-- Begin TASK DATA --
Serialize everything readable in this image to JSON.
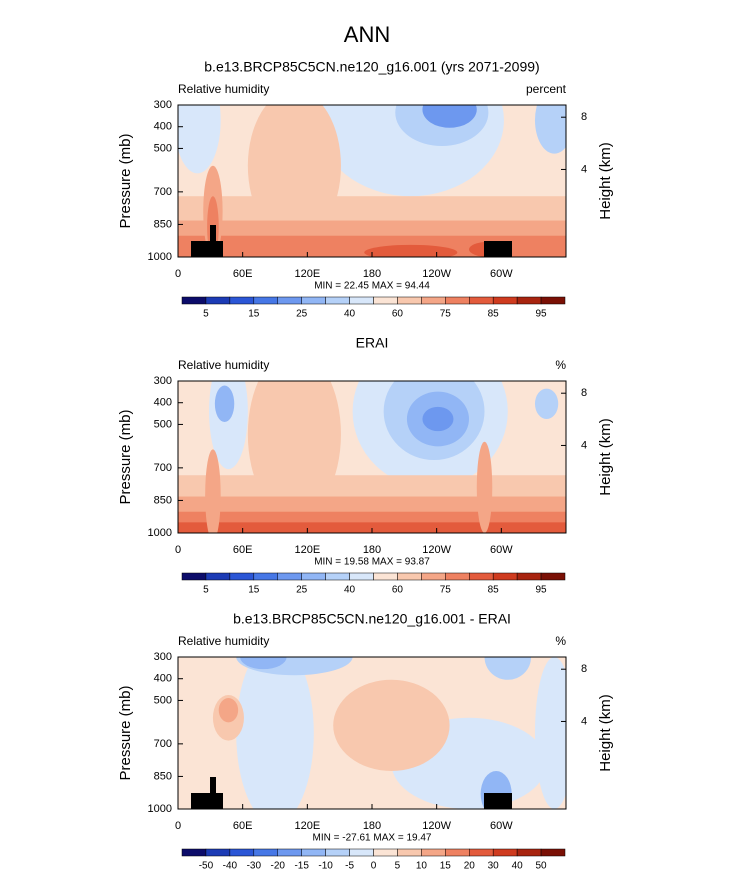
{
  "suptitle": "ANN",
  "chart_data": [
    {
      "type": "contour",
      "title": "b.e13.BRCP85C5CN.ne120_g16.001 (yrs 2071-2099)",
      "left_label": "Relative humidity",
      "right_label": "percent",
      "ylabel": "Pressure (mb)",
      "y2label": "Height (km)",
      "xlim": [
        0,
        360
      ],
      "ylim": [
        1000,
        300
      ],
      "xticks": [
        0,
        {
          "value": 60,
          "label": "60E"
        },
        {
          "value": 120,
          "label": "120E"
        },
        180,
        {
          "value": 240,
          "label": "120W"
        },
        {
          "value": 300,
          "label": "60W"
        }
      ],
      "yticks": [
        300,
        400,
        500,
        700,
        850,
        1000
      ],
      "y2ticks": [
        4,
        8
      ],
      "stats": "MIN = 22.45  MAX = 94.44",
      "colorbar": {
        "labels": [
          5,
          15,
          25,
          40,
          60,
          75,
          85,
          95
        ],
        "colors": [
          "#0c0c6a",
          "#1c3bb5",
          "#2b56d6",
          "#4677e6",
          "#6d98ef",
          "#91b6f5",
          "#b5d1f8",
          "#d8e7fa",
          "#fbe4d5",
          "#f8c8ae",
          "#f4a687",
          "#ee8161",
          "#e35b3c",
          "#cf3b1f",
          "#a8240f",
          "#7a1005"
        ]
      }
    },
    {
      "type": "contour",
      "title": "ERAI",
      "left_label": "Relative humidity",
      "right_label": "%",
      "ylabel": "Pressure (mb)",
      "y2label": "Height (km)",
      "xlim": [
        0,
        360
      ],
      "ylim": [
        1000,
        300
      ],
      "xticks": [
        0,
        {
          "value": 60,
          "label": "60E"
        },
        {
          "value": 120,
          "label": "120E"
        },
        180,
        {
          "value": 240,
          "label": "120W"
        },
        {
          "value": 300,
          "label": "60W"
        }
      ],
      "yticks": [
        300,
        400,
        500,
        700,
        850,
        1000
      ],
      "y2ticks": [
        4,
        8
      ],
      "stats": "MIN = 19.58  MAX = 93.87",
      "colorbar": {
        "labels": [
          5,
          15,
          25,
          40,
          60,
          75,
          85,
          95
        ],
        "colors": [
          "#0c0c6a",
          "#1c3bb5",
          "#2b56d6",
          "#4677e6",
          "#6d98ef",
          "#91b6f5",
          "#b5d1f8",
          "#d8e7fa",
          "#fbe4d5",
          "#f8c8ae",
          "#f4a687",
          "#ee8161",
          "#e35b3c",
          "#cf3b1f",
          "#a8240f",
          "#7a1005"
        ]
      }
    },
    {
      "type": "contour",
      "title": "b.e13.BRCP85C5CN.ne120_g16.001 - ERAI",
      "left_label": "Relative humidity",
      "right_label": "%",
      "ylabel": "Pressure (mb)",
      "y2label": "Height (km)",
      "xlim": [
        0,
        360
      ],
      "ylim": [
        1000,
        300
      ],
      "xticks": [
        0,
        {
          "value": 60,
          "label": "60E"
        },
        {
          "value": 120,
          "label": "120E"
        },
        180,
        {
          "value": 240,
          "label": "120W"
        },
        {
          "value": 300,
          "label": "60W"
        }
      ],
      "yticks": [
        300,
        400,
        500,
        700,
        850,
        1000
      ],
      "y2ticks": [
        4,
        8
      ],
      "stats": "MIN = -27.61  MAX = 19.47",
      "colorbar": {
        "labels": [
          -50,
          -40,
          -30,
          -20,
          -15,
          -10,
          -5,
          0,
          5,
          10,
          15,
          20,
          30,
          40,
          50
        ],
        "colors": [
          "#0c0c6a",
          "#1c3bb5",
          "#2b56d6",
          "#4677e6",
          "#6d98ef",
          "#91b6f5",
          "#b5d1f8",
          "#d8e7fa",
          "#fbe4d5",
          "#f8c8ae",
          "#f4a687",
          "#ee8161",
          "#e35b3c",
          "#cf3b1f",
          "#a8240f",
          "#7a1005"
        ]
      }
    }
  ]
}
-- End TASK DATA --
__SHORT TASK__.
In your copy of the listing above, reproduce each line exactly and omit all pictures.

__IN RESPONSE__.
Serialize everything readable in this image to JSON.
{
  "suptitle": "ANN",
  "chart_data": [
    {
      "type": "contour",
      "title": "b.e13.BRCP85C5CN.ne120_g16.001 (yrs 2071-2099)",
      "left_label": "Relative humidity",
      "right_label": "percent",
      "ylabel": "Pressure (mb)",
      "y2label": "Height (km)",
      "xlim": [
        0,
        360
      ],
      "ylim": [
        1000,
        300
      ],
      "xticks": [
        0,
        {
          "value": 60,
          "label": "60E"
        },
        {
          "value": 120,
          "label": "120E"
        },
        180,
        {
          "value": 240,
          "label": "120W"
        },
        {
          "value": 300,
          "label": "60W"
        }
      ],
      "yticks": [
        300,
        400,
        500,
        700,
        850,
        1000
      ],
      "y2ticks": [
        4,
        8
      ],
      "stats": "MIN = 22.45  MAX = 94.44",
      "colorbar": {
        "labels": [
          5,
          15,
          25,
          40,
          60,
          75,
          85,
          95
        ],
        "colors": [
          "#0c0c6a",
          "#1c3bb5",
          "#2b56d6",
          "#4677e6",
          "#6d98ef",
          "#91b6f5",
          "#b5d1f8",
          "#d8e7fa",
          "#fbe4d5",
          "#f8c8ae",
          "#f4a687",
          "#ee8161",
          "#e35b3c",
          "#cf3b1f",
          "#a8240f",
          "#7a1005"
        ]
      }
    },
    {
      "type": "contour",
      "title": "ERAI",
      "left_label": "Relative humidity",
      "right_label": "%",
      "ylabel": "Pressure (mb)",
      "y2label": "Height (km)",
      "xlim": [
        0,
        360
      ],
      "ylim": [
        1000,
        300
      ],
      "xticks": [
        0,
        {
          "value": 60,
          "label": "60E"
        },
        {
          "value": 120,
          "label": "120E"
        },
        180,
        {
          "value": 240,
          "label": "120W"
        },
        {
          "value": 300,
          "label": "60W"
        }
      ],
      "yticks": [
        300,
        400,
        500,
        700,
        850,
        1000
      ],
      "y2ticks": [
        4,
        8
      ],
      "stats": "MIN = 19.58  MAX = 93.87",
      "colorbar": {
        "labels": [
          5,
          15,
          25,
          40,
          60,
          75,
          85,
          95
        ],
        "colors": [
          "#0c0c6a",
          "#1c3bb5",
          "#2b56d6",
          "#4677e6",
          "#6d98ef",
          "#91b6f5",
          "#b5d1f8",
          "#d8e7fa",
          "#fbe4d5",
          "#f8c8ae",
          "#f4a687",
          "#ee8161",
          "#e35b3c",
          "#cf3b1f",
          "#a8240f",
          "#7a1005"
        ]
      }
    },
    {
      "type": "contour",
      "title": "b.e13.BRCP85C5CN.ne120_g16.001 - ERAI",
      "left_label": "Relative humidity",
      "right_label": "%",
      "ylabel": "Pressure (mb)",
      "y2label": "Height (km)",
      "xlim": [
        0,
        360
      ],
      "ylim": [
        1000,
        300
      ],
      "xticks": [
        0,
        {
          "value": 60,
          "label": "60E"
        },
        {
          "value": 120,
          "label": "120E"
        },
        180,
        {
          "value": 240,
          "label": "120W"
        },
        {
          "value": 300,
          "label": "60W"
        }
      ],
      "yticks": [
        300,
        400,
        500,
        700,
        850,
        1000
      ],
      "y2ticks": [
        4,
        8
      ],
      "stats": "MIN = -27.61  MAX = 19.47",
      "colorbar": {
        "labels": [
          -50,
          -40,
          -30,
          -20,
          -15,
          -10,
          -5,
          0,
          5,
          10,
          15,
          20,
          30,
          40,
          50
        ],
        "colors": [
          "#0c0c6a",
          "#1c3bb5",
          "#2b56d6",
          "#4677e6",
          "#6d98ef",
          "#91b6f5",
          "#b5d1f8",
          "#d8e7fa",
          "#fbe4d5",
          "#f8c8ae",
          "#f4a687",
          "#ee8161",
          "#e35b3c",
          "#cf3b1f",
          "#a8240f",
          "#7a1005"
        ]
      }
    }
  ]
}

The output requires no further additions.